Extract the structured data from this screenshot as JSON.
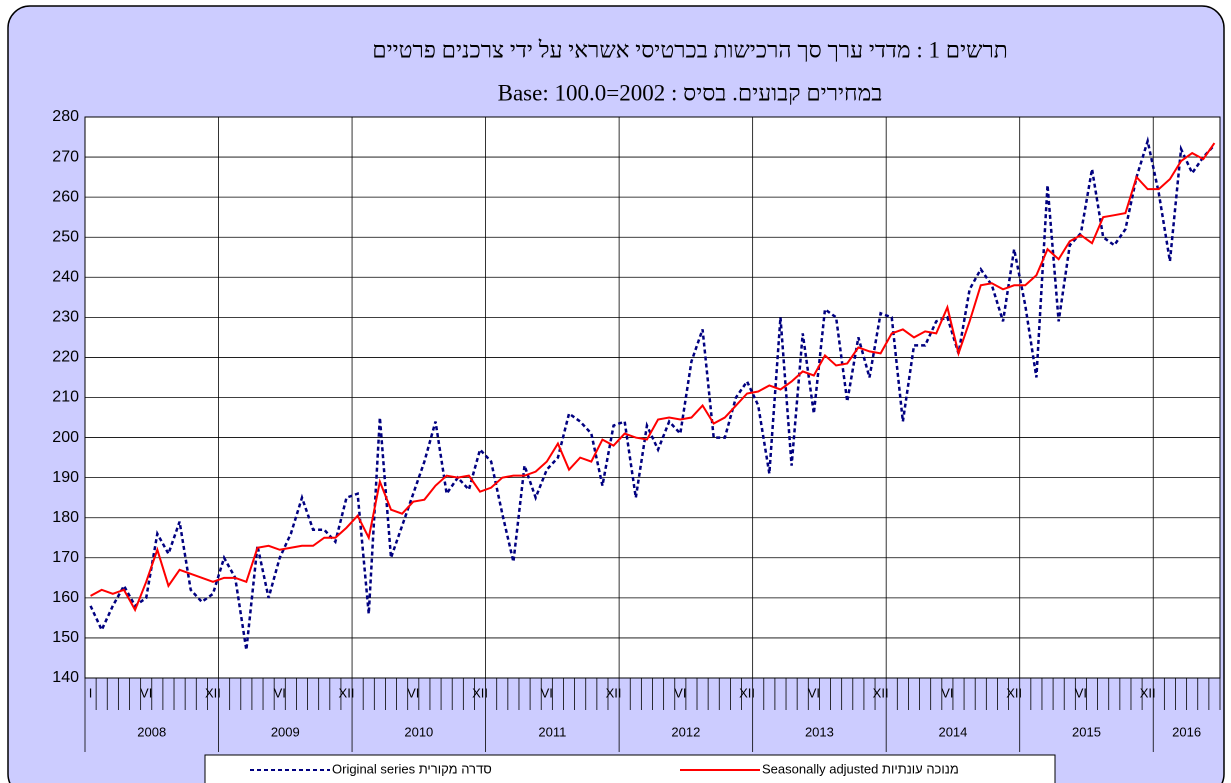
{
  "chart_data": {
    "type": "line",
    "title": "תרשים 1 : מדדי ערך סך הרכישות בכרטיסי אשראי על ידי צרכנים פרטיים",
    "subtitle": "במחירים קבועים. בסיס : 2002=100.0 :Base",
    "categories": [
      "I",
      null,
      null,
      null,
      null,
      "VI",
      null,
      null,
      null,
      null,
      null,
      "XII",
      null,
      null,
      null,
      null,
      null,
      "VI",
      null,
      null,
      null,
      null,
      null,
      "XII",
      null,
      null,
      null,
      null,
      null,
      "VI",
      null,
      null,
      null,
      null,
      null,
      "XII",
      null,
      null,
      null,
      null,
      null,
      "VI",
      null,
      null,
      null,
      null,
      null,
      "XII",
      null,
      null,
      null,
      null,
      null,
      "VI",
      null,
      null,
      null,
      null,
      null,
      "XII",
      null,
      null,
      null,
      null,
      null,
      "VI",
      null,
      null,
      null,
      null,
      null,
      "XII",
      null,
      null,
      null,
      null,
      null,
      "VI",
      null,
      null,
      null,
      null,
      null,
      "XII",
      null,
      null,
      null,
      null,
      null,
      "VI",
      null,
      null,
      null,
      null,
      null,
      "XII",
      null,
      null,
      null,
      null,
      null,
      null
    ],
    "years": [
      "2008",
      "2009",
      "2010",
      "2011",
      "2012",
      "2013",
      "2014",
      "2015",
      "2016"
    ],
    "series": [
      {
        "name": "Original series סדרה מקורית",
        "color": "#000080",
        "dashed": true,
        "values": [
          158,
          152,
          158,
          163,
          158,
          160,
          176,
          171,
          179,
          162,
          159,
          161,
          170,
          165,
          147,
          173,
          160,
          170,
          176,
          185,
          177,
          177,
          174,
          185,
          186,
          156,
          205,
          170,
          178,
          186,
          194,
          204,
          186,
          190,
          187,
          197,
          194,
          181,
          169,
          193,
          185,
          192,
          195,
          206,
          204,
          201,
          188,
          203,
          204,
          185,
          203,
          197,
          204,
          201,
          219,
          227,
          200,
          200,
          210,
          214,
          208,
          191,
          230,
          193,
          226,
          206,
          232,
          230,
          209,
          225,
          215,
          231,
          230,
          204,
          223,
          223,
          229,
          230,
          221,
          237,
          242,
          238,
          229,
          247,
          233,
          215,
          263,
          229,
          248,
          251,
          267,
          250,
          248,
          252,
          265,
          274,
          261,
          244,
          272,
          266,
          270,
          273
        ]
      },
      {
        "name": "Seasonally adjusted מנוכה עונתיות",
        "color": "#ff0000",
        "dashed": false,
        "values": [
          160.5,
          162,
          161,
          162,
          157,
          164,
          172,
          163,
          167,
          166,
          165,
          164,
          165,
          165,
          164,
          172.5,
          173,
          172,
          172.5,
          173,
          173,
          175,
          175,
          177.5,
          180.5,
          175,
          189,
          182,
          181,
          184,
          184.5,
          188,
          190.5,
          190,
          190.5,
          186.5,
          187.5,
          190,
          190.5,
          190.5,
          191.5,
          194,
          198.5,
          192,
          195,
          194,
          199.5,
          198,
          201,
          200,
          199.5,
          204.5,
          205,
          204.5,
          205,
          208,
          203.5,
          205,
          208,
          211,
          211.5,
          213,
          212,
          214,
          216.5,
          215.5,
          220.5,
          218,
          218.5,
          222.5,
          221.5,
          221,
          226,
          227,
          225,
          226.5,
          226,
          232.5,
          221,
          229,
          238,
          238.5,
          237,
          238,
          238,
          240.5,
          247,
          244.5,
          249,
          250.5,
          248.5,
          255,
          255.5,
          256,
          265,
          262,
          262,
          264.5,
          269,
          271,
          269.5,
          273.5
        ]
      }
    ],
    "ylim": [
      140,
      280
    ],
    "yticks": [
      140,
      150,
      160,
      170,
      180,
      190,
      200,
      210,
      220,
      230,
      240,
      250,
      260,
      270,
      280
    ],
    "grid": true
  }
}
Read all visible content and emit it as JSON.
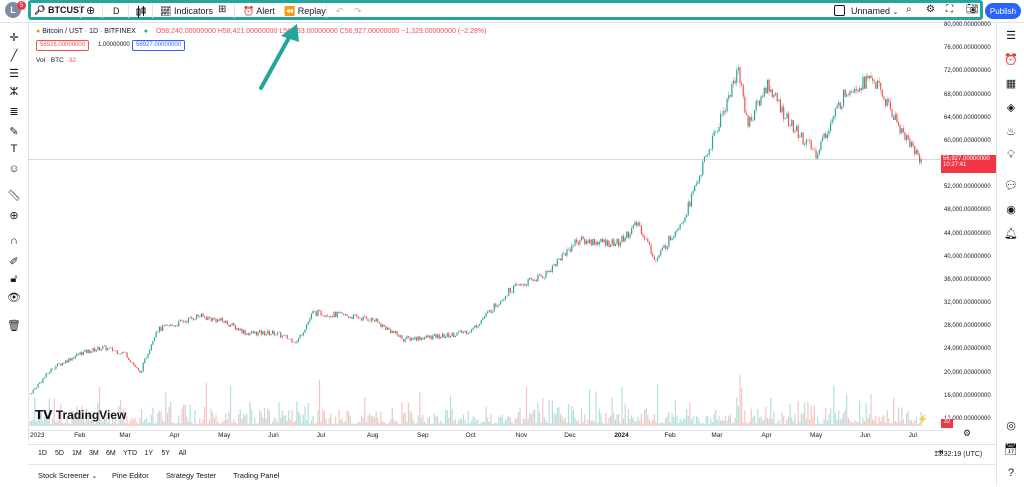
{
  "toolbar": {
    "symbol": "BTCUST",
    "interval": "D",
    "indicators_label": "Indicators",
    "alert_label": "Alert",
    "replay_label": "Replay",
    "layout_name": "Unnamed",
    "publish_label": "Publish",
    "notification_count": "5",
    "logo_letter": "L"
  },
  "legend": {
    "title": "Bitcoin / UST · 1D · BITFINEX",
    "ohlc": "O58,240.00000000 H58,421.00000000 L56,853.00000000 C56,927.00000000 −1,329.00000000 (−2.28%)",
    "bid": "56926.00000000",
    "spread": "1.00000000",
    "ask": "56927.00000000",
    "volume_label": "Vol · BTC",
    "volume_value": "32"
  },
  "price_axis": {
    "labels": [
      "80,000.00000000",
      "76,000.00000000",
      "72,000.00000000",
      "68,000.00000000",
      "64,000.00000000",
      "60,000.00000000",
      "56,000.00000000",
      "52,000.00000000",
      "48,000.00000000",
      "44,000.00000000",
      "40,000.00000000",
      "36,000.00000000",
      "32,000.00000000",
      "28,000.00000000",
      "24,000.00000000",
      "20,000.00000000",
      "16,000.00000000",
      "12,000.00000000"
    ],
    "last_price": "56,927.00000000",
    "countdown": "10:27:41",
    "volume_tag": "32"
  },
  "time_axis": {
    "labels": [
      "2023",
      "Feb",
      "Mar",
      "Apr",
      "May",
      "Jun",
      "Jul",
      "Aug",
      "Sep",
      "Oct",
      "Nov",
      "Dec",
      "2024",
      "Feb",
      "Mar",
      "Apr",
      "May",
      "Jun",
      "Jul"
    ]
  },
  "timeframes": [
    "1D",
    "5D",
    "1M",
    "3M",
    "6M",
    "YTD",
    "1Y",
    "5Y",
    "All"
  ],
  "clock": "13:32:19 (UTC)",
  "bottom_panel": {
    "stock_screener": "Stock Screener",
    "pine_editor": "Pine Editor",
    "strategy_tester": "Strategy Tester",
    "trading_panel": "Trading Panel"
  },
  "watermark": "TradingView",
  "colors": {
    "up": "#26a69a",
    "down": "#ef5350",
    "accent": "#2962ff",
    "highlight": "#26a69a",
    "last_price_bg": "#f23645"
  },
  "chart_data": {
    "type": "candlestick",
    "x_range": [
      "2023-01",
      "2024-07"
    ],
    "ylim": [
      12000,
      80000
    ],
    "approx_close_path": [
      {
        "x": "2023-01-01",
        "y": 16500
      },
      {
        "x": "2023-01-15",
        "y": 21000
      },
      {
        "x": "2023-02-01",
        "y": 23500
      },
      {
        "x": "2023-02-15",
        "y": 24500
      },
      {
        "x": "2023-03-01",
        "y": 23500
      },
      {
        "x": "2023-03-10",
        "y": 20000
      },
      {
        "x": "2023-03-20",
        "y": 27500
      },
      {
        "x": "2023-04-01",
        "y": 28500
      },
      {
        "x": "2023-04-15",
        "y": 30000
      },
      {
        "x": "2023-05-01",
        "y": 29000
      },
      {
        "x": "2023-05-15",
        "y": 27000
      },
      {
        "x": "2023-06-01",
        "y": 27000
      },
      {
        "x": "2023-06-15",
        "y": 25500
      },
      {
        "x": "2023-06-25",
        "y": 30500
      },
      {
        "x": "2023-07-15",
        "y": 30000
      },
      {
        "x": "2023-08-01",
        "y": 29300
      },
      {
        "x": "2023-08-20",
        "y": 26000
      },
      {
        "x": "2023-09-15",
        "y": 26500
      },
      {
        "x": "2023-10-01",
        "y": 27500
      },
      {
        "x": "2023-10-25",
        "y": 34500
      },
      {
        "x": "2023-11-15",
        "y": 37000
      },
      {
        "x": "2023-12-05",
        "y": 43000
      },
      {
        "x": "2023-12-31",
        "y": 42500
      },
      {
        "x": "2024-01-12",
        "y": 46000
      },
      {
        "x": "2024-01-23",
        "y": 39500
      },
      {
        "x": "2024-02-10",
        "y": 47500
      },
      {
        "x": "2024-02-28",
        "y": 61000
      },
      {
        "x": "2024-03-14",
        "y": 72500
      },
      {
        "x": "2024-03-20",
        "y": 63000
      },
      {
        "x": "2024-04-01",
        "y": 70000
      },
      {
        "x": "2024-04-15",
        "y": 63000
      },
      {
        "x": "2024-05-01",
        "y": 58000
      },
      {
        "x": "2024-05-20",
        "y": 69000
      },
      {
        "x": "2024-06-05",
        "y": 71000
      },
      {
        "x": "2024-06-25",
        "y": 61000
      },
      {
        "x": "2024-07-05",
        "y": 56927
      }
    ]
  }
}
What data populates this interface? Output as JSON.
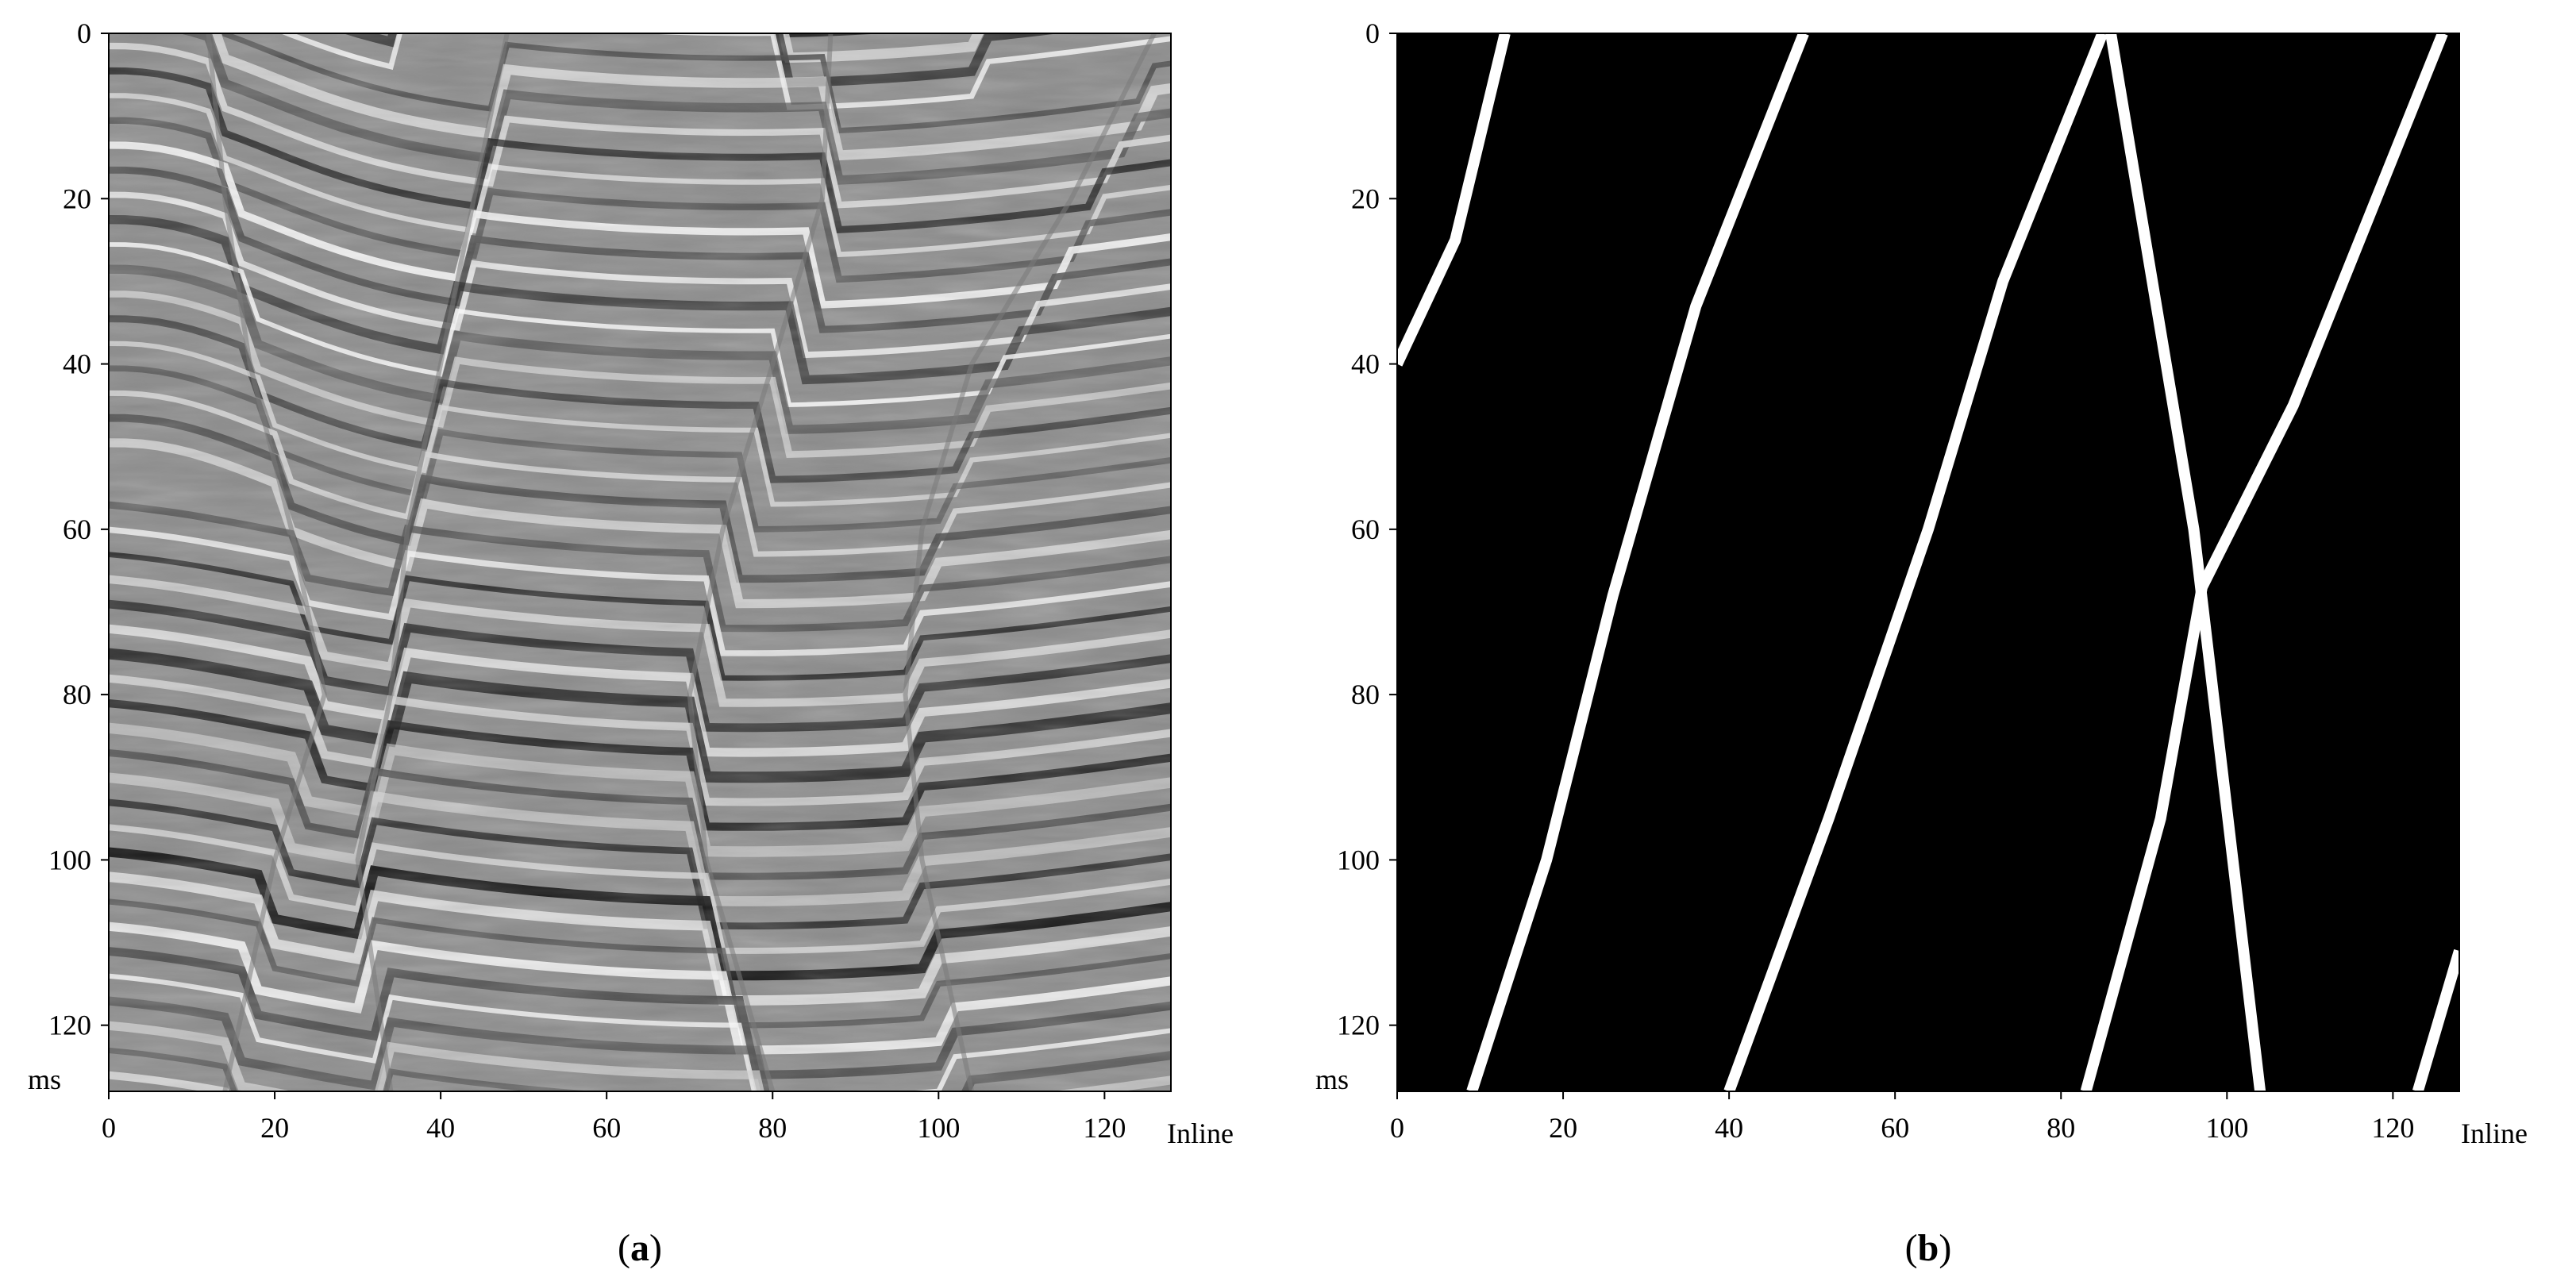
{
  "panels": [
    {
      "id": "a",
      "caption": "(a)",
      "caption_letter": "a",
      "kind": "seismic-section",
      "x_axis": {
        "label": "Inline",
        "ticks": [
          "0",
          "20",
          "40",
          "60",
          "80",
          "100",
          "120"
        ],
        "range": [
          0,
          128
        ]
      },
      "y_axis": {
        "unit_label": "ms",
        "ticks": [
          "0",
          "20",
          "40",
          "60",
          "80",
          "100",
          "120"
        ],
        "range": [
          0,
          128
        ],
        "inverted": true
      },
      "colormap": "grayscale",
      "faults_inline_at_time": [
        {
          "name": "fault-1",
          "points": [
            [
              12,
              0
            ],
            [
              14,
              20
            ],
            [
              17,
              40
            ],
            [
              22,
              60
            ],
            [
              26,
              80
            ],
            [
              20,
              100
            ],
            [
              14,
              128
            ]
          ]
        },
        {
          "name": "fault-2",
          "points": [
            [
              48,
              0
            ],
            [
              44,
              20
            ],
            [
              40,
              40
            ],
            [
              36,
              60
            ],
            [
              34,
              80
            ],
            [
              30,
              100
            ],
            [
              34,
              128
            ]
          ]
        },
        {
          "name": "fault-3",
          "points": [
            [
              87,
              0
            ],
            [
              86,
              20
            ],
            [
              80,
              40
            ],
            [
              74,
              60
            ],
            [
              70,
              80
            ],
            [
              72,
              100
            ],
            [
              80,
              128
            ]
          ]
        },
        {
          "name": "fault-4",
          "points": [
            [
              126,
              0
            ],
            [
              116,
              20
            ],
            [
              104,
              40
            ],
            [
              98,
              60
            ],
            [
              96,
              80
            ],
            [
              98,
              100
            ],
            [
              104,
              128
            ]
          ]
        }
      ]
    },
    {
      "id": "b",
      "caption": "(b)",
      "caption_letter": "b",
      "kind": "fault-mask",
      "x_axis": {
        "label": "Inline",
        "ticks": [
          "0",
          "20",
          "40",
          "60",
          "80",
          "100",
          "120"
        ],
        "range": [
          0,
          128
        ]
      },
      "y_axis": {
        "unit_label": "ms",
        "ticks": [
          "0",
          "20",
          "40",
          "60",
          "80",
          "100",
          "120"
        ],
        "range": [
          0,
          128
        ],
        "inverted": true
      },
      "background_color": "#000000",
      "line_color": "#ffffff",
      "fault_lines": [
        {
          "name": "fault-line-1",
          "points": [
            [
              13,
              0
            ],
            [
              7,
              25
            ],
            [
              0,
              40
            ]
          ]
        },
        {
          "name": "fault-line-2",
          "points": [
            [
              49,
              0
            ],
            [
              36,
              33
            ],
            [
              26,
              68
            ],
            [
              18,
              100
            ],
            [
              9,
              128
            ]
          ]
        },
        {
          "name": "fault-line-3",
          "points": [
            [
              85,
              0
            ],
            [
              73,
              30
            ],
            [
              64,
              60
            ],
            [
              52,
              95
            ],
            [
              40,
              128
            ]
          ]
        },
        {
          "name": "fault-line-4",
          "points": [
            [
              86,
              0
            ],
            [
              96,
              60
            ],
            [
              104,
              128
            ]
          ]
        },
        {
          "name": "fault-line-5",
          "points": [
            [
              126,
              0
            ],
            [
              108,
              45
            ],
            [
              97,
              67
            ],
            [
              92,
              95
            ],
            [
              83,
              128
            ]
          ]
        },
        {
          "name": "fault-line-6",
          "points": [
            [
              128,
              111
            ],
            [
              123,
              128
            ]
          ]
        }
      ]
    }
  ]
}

———

Objective: Search the listing for the word "kind" and return each line that holds it.

Result:
      "kind": "seismic-section",
      "kind": "fault-mask",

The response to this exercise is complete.